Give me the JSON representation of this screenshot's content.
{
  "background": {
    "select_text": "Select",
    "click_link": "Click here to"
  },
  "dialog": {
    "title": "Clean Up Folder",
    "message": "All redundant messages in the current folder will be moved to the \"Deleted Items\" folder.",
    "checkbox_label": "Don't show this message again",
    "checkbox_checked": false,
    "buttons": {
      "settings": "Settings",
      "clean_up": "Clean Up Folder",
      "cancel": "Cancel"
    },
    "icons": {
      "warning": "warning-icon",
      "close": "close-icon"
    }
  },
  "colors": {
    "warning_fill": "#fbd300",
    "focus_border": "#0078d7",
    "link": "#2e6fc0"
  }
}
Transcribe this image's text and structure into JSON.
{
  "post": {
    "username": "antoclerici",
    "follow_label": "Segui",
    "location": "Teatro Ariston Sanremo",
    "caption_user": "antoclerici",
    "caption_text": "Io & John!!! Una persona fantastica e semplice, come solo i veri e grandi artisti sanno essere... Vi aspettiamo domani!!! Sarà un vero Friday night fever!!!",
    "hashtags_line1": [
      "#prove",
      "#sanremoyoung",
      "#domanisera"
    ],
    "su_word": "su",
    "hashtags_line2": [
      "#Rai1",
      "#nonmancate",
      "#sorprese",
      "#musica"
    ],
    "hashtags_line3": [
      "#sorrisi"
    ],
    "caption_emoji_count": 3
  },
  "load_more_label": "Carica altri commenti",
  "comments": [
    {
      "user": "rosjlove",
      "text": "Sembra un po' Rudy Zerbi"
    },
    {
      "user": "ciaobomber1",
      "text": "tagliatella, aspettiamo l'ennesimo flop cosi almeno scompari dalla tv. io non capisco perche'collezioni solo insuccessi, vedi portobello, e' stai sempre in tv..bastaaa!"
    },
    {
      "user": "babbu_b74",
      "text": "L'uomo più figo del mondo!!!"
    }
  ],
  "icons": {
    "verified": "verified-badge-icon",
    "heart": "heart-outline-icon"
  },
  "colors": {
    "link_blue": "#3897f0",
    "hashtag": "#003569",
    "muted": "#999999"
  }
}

WHAT THE TASK ASKS: Every record should be given again exactly.

EXPECTED ANSWER:
Give me the JSON representation of this screenshot's content.
{
  "background": {
    "select_text": "Select",
    "click_link": "Click here to"
  },
  "dialog": {
    "title": "Clean Up Folder",
    "message": "All redundant messages in the current folder will be moved to the \"Deleted Items\" folder.",
    "checkbox_label": "Don't show this message again",
    "checkbox_checked": false,
    "buttons": {
      "settings": "Settings",
      "clean_up": "Clean Up Folder",
      "cancel": "Cancel"
    },
    "icons": {
      "warning": "warning-icon",
      "close": "close-icon"
    }
  },
  "colors": {
    "warning_fill": "#fbd300",
    "focus_border": "#0078d7",
    "link": "#2e6fc0"
  }
}
Transcribe this image's text and structure into JSON.
{
  "post": {
    "username": "antoclerici",
    "follow_label": "Segui",
    "location": "Teatro Ariston Sanremo",
    "caption_user": "antoclerici",
    "caption_text": "Io & John!!! Una persona fantastica e semplice, come solo i veri e grandi artisti sanno essere... Vi aspettiamo domani!!! Sarà un vero Friday night fever!!!",
    "hashtags_line1": [
      "#prove",
      "#sanremoyoung",
      "#domanisera"
    ],
    "su_word": "su",
    "hashtags_line2": [
      "#Rai1",
      "#nonmancate",
      "#sorprese",
      "#musica"
    ],
    "hashtags_line3": [
      "#sorrisi"
    ],
    "caption_emoji_count": 3
  },
  "load_more_label": "Carica altri commenti",
  "comments": [
    {
      "user": "rosjlove",
      "text": "Sembra un po' Rudy Zerbi"
    },
    {
      "user": "ciaobomber1",
      "text": "tagliatella, aspettiamo l'ennesimo flop cosi almeno scompari dalla tv. io non capisco perche'collezioni solo insuccessi, vedi portobello, e' stai sempre in tv..bastaaa!"
    },
    {
      "user": "babbu_b74",
      "text": "L'uomo più figo del mondo!!!"
    }
  ],
  "icons": {
    "verified": "verified-badge-icon",
    "heart": "heart-outline-icon"
  },
  "colors": {
    "link_blue": "#3897f0",
    "hashtag": "#003569",
    "muted": "#999999"
  }
}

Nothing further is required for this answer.